- [WHAT YOU ARE ASKED TO DO]:
Copy out the entries below precisely; nothing is to be omitted.

== INPUT RECORDS ==

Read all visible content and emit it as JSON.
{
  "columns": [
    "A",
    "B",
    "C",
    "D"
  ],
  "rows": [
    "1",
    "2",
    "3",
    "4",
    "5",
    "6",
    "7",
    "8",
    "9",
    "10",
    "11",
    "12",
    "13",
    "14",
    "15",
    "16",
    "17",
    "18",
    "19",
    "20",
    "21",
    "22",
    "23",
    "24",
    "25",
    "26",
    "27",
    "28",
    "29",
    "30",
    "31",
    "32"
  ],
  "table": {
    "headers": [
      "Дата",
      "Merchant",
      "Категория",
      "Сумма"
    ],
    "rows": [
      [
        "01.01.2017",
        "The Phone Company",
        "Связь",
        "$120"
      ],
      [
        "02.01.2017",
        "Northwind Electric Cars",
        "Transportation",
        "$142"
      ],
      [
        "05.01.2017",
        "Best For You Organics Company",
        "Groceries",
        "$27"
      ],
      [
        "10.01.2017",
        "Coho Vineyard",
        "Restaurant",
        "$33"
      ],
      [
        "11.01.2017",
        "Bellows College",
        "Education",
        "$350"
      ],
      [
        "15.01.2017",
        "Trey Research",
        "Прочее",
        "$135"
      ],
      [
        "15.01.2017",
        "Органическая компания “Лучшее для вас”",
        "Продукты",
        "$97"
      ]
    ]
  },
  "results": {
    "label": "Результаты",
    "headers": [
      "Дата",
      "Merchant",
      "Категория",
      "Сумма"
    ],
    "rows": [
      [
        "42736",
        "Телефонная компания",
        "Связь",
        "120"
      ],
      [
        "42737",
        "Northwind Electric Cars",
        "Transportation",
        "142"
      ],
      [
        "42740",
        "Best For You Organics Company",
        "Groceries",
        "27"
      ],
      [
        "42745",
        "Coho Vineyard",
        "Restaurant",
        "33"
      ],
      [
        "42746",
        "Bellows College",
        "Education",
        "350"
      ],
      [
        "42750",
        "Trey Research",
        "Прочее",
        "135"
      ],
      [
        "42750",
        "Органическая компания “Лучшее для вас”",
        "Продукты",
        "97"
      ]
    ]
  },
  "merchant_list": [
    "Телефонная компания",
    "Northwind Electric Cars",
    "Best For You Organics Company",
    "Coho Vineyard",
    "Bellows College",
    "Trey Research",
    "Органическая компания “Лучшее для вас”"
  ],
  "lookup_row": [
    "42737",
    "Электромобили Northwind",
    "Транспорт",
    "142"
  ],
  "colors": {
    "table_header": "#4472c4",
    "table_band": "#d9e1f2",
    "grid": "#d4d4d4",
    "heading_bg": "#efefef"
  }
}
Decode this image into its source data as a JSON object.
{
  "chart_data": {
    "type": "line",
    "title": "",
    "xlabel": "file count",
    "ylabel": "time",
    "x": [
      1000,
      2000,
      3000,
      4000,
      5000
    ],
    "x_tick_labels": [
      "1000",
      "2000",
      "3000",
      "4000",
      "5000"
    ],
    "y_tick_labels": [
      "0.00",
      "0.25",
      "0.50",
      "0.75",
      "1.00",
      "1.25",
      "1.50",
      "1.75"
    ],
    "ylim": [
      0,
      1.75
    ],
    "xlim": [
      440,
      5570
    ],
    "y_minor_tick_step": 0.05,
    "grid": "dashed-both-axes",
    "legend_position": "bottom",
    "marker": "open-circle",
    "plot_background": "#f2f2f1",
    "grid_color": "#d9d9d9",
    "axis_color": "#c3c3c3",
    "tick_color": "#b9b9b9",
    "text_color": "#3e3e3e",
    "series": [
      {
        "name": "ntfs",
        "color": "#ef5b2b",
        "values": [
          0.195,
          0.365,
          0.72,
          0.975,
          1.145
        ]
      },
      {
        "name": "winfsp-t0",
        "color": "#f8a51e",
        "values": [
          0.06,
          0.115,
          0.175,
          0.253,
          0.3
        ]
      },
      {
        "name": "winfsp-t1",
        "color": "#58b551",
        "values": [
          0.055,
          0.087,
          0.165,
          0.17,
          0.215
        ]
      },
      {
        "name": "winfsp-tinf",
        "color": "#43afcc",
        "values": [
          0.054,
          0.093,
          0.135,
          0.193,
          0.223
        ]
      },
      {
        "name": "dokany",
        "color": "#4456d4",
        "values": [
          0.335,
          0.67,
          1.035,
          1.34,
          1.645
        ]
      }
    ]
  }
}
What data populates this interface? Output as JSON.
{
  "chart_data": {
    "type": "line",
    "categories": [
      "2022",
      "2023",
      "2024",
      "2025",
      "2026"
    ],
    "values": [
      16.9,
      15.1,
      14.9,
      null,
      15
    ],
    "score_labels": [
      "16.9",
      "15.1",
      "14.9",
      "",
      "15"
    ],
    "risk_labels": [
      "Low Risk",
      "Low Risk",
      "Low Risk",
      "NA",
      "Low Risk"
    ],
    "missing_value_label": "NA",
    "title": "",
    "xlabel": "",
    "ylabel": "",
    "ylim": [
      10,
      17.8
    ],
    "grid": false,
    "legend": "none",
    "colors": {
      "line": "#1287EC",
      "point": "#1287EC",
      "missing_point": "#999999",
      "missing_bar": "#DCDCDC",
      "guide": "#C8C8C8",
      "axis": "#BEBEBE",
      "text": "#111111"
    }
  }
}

===

- [REPLY TO THE EXERCISE]:
Read all visible content and emit it as JSON.
{
  "columns": [
    "A",
    "B",
    "C",
    "D"
  ],
  "rows": [
    "1",
    "2",
    "3",
    "4",
    "5",
    "6",
    "7",
    "8",
    "9",
    "10",
    "11",
    "12",
    "13",
    "14",
    "15",
    "16",
    "17",
    "18",
    "19",
    "20",
    "21",
    "22",
    "23",
    "24",
    "25",
    "26",
    "27",
    "28",
    "29",
    "30",
    "31",
    "32"
  ],
  "table": {
    "headers": [
      "Дата",
      "Merchant",
      "Категория",
      "Сумма"
    ],
    "rows": [
      [
        "01.01.2017",
        "The Phone Company",
        "Связь",
        "$120"
      ],
      [
        "02.01.2017",
        "Northwind Electric Cars",
        "Transportation",
        "$142"
      ],
      [
        "05.01.2017",
        "Best For You Organics Company",
        "Groceries",
        "$27"
      ],
      [
        "10.01.2017",
        "Coho Vineyard",
        "Restaurant",
        "$33"
      ],
      [
        "11.01.2017",
        "Bellows College",
        "Education",
        "$350"
      ],
      [
        "15.01.2017",
        "Trey Research",
        "Прочее",
        "$135"
      ],
      [
        "15.01.2017",
        "Органическая компания “Лучшее для вас”",
        "Продукты",
        "$97"
      ]
    ]
  },
  "results": {
    "label": "Результаты",
    "headers": [
      "Дата",
      "Merchant",
      "Категория",
      "Сумма"
    ],
    "rows": [
      [
        "42736",
        "Телефонная компания",
        "Связь",
        "120"
      ],
      [
        "42737",
        "Northwind Electric Cars",
        "Transportation",
        "142"
      ],
      [
        "42740",
        "Best For You Organics Company",
        "Groceries",
        "27"
      ],
      [
        "42745",
        "Coho Vineyard",
        "Restaurant",
        "33"
      ],
      [
        "42746",
        "Bellows College",
        "Education",
        "350"
      ],
      [
        "42750",
        "Trey Research",
        "Прочее",
        "135"
      ],
      [
        "42750",
        "Органическая компания “Лучшее для вас”",
        "Продукты",
        "97"
      ]
    ]
  },
  "merchant_list": [
    "Телефонная компания",
    "Northwind Electric Cars",
    "Best For You Organics Company",
    "Coho Vineyard",
    "Bellows College",
    "Trey Research",
    "Органическая компания “Лучшее для вас”"
  ],
  "lookup_row": [
    "42737",
    "Электромобили Northwind",
    "Транспорт",
    "142"
  ],
  "colors": {
    "table_header": "#4472c4",
    "table_band": "#d9e1f2",
    "grid": "#d4d4d4",
    "heading_bg": "#efefef"
  }
}
Decode this image into its source data as a JSON object.
{
  "chart_data": {
    "type": "line",
    "title": "",
    "xlabel": "file count",
    "ylabel": "time",
    "x": [
      1000,
      2000,
      3000,
      4000,
      5000
    ],
    "x_tick_labels": [
      "1000",
      "2000",
      "3000",
      "4000",
      "5000"
    ],
    "y_tick_labels": [
      "0.00",
      "0.25",
      "0.50",
      "0.75",
      "1.00",
      "1.25",
      "1.50",
      "1.75"
    ],
    "ylim": [
      0,
      1.75
    ],
    "xlim": [
      440,
      5570
    ],
    "y_minor_tick_step": 0.05,
    "grid": "dashed-both-axes",
    "legend_position": "bottom",
    "marker": "open-circle",
    "plot_background": "#f2f2f1",
    "grid_color": "#d9d9d9",
    "axis_color": "#c3c3c3",
    "tick_color": "#b9b9b9",
    "text_color": "#3e3e3e",
    "series": [
      {
        "name": "ntfs",
        "color": "#ef5b2b",
        "values": [
          0.195,
          0.365,
          0.72,
          0.975,
          1.145
        ]
      },
      {
        "name": "winfsp-t0",
        "color": "#f8a51e",
        "values": [
          0.06,
          0.115,
          0.175,
          0.253,
          0.3
        ]
      },
      {
        "name": "winfsp-t1",
        "color": "#58b551",
        "values": [
          0.055,
          0.087,
          0.165,
          0.17,
          0.215
        ]
      },
      {
        "name": "winfsp-tinf",
        "color": "#43afcc",
        "values": [
          0.054,
          0.093,
          0.135,
          0.193,
          0.223
        ]
      },
      {
        "name": "dokany",
        "color": "#4456d4",
        "values": [
          0.335,
          0.67,
          1.035,
          1.34,
          1.645
        ]
      }
    ]
  }
}
What data populates this interface? Output as JSON.
{
  "chart_data": {
    "type": "line",
    "categories": [
      "2022",
      "2023",
      "2024",
      "2025",
      "2026"
    ],
    "values": [
      16.9,
      15.1,
      14.9,
      null,
      15
    ],
    "score_labels": [
      "16.9",
      "15.1",
      "14.9",
      "",
      "15"
    ],
    "risk_labels": [
      "Low Risk",
      "Low Risk",
      "Low Risk",
      "NA",
      "Low Risk"
    ],
    "missing_value_label": "NA",
    "title": "",
    "xlabel": "",
    "ylabel": "",
    "ylim": [
      10,
      17.8
    ],
    "grid": false,
    "legend": "none",
    "colors": {
      "line": "#1287EC",
      "point": "#1287EC",
      "missing_point": "#999999",
      "missing_bar": "#DCDCDC",
      "guide": "#C8C8C8",
      "axis": "#BEBEBE",
      "text": "#111111"
    }
  }
}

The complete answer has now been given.